> [WHAT IS NEEDED]:
Reproduce the records below in full and without edits, omitting images.

> [GIVEN ENTRIES]:
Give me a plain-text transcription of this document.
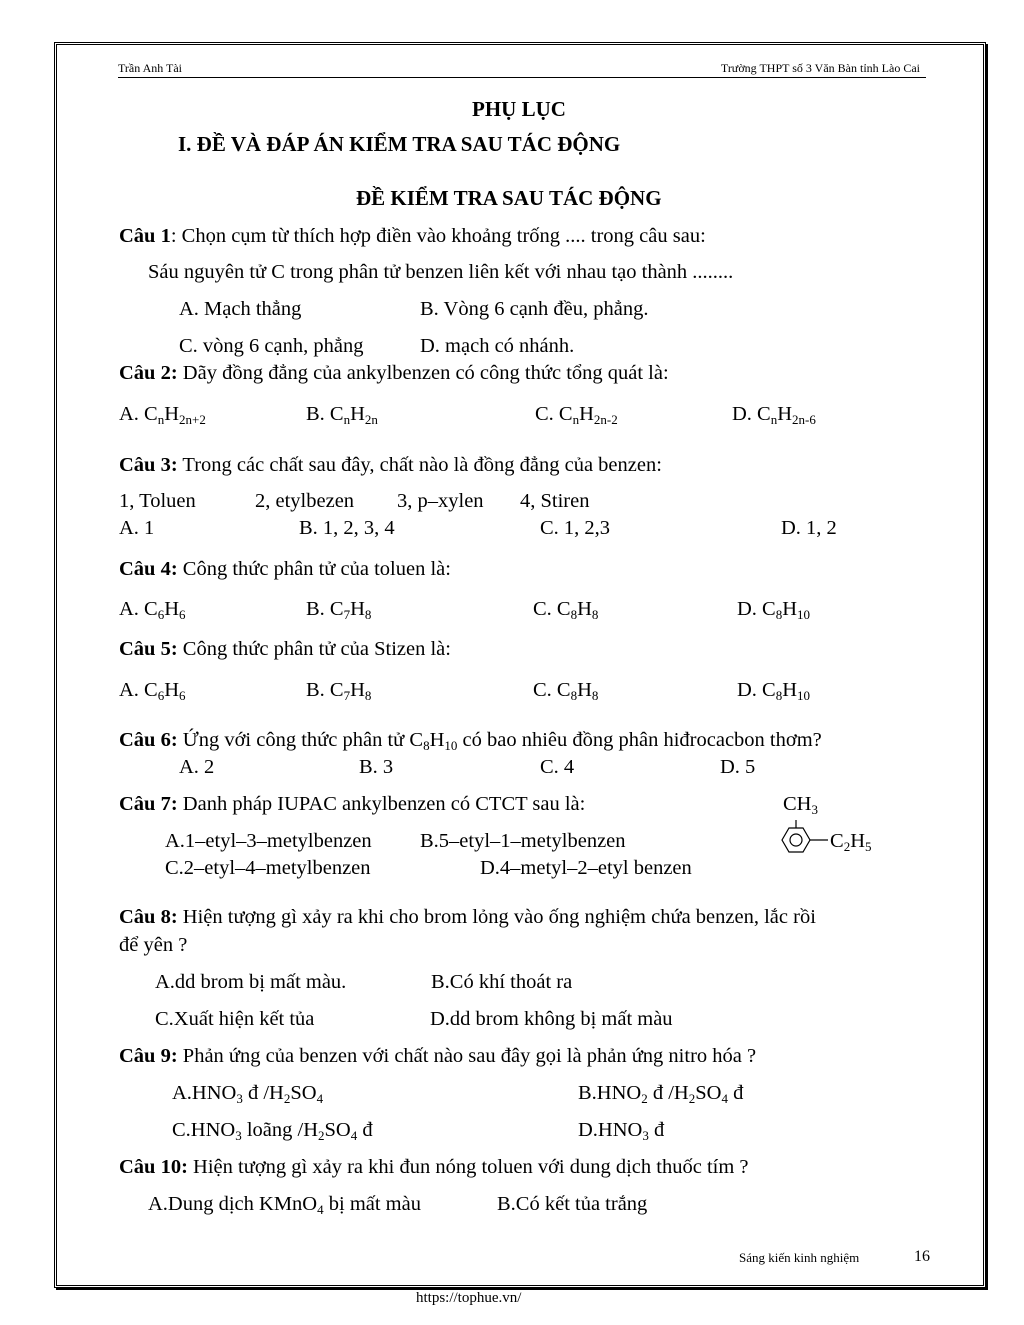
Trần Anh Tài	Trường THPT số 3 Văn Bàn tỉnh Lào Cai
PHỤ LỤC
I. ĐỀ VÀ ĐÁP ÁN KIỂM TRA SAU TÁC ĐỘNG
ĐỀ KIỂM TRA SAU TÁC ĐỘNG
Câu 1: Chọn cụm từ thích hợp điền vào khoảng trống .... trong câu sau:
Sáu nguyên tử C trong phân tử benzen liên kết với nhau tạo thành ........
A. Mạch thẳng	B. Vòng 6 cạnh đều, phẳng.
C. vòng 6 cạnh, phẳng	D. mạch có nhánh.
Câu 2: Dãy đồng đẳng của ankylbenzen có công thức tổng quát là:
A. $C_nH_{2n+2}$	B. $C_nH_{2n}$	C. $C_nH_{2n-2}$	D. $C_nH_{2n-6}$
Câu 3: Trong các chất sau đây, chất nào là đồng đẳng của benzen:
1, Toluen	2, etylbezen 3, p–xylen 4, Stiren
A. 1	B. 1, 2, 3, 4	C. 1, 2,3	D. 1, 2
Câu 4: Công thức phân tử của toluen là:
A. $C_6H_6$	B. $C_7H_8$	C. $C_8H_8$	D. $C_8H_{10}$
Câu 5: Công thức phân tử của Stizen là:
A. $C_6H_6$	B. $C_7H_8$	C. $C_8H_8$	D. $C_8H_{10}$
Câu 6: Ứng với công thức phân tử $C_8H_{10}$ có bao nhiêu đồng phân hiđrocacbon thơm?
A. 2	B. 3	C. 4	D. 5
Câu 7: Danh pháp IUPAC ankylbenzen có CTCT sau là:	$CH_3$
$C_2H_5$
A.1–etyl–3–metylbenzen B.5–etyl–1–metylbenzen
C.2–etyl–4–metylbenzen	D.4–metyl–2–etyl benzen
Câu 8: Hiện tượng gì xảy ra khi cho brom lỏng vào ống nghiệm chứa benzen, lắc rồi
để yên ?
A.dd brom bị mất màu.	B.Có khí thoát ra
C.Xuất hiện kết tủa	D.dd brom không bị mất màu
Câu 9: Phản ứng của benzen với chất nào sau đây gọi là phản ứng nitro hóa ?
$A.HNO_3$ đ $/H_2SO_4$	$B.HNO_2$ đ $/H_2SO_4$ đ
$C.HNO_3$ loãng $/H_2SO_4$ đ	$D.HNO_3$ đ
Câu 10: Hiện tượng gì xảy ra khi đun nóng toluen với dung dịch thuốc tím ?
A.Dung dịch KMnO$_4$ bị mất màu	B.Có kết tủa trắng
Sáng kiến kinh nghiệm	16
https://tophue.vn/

> [WRITTEN REPLY]:
Give me a plain-text transcription of this document.
Trần Anh Tài	Trường THPT số 3 Văn Bàn tỉnh Lào Cai
PHỤ LỤC
I. ĐỀ VÀ ĐÁP ÁN KIỂM TRA SAU TÁC ĐỘNG
ĐỀ KIỂM TRA SAU TÁC ĐỘNG
Câu 1: Chọn cụm từ thích hợp điền vào khoảng trống .... trong câu sau:
Sáu nguyên tử C trong phân tử benzen liên kết với nhau tạo thành ........
A. Mạch thẳng	B. Vòng 6 cạnh đều, phẳng.
C. vòng 6 cạnh, phẳng	D. mạch có nhánh.
Câu 2: Dãy đồng đẳng của ankylbenzen có công thức tổng quát là:
A. $C_nH_{2n+2}$	B. $C_nH_{2n}$	C. $C_nH_{2n-2}$	D. $C_nH_{2n-6}$
Câu 3: Trong các chất sau đây, chất nào là đồng đẳng của benzen:
1, Toluen	2, etylbezen 3, p–xylen 4, Stiren
A. 1	B. 1, 2, 3, 4	C. 1, 2,3	D. 1, 2
Câu 4: Công thức phân tử của toluen là:
A. $C_6H_6$	B. $C_7H_8$	C. $C_8H_8$	D. $C_8H_{10}$
Câu 5: Công thức phân tử của Stizen là:
A. $C_6H_6$	B. $C_7H_8$	C. $C_8H_8$	D. $C_8H_{10}$
Câu 6: Ứng với công thức phân tử $C_8H_{10}$ có bao nhiêu đồng phân hiđrocacbon thơm?
A. 2	B. 3	C. 4	D. 5
Câu 7: Danh pháp IUPAC ankylbenzen có CTCT sau là:	$CH_3$
$C_2H_5$
A.1–etyl–3–metylbenzen B.5–etyl–1–metylbenzen
C.2–etyl–4–metylbenzen	D.4–metyl–2–etyl benzen
Câu 8: Hiện tượng gì xảy ra khi cho brom lỏng vào ống nghiệm chứa benzen, lắc rồi
để yên ?
A.dd brom bị mất màu.	B.Có khí thoát ra
C.Xuất hiện kết tủa	D.dd brom không bị mất màu
Câu 9: Phản ứng của benzen với chất nào sau đây gọi là phản ứng nitro hóa ?
$A.HNO_3$ đ $/H_2SO_4$	$B.HNO_2$ đ $/H_2SO_4$ đ
$C.HNO_3$ loãng $/H_2SO_4$ đ	$D.HNO_3$ đ
Câu 10: Hiện tượng gì xảy ra khi đun nóng toluen với dung dịch thuốc tím ?
A.Dung dịch KMnO$_4$ bị mất màu	B.Có kết tủa trắng
Sáng kiến kinh nghiệm	16
https://tophue.vn/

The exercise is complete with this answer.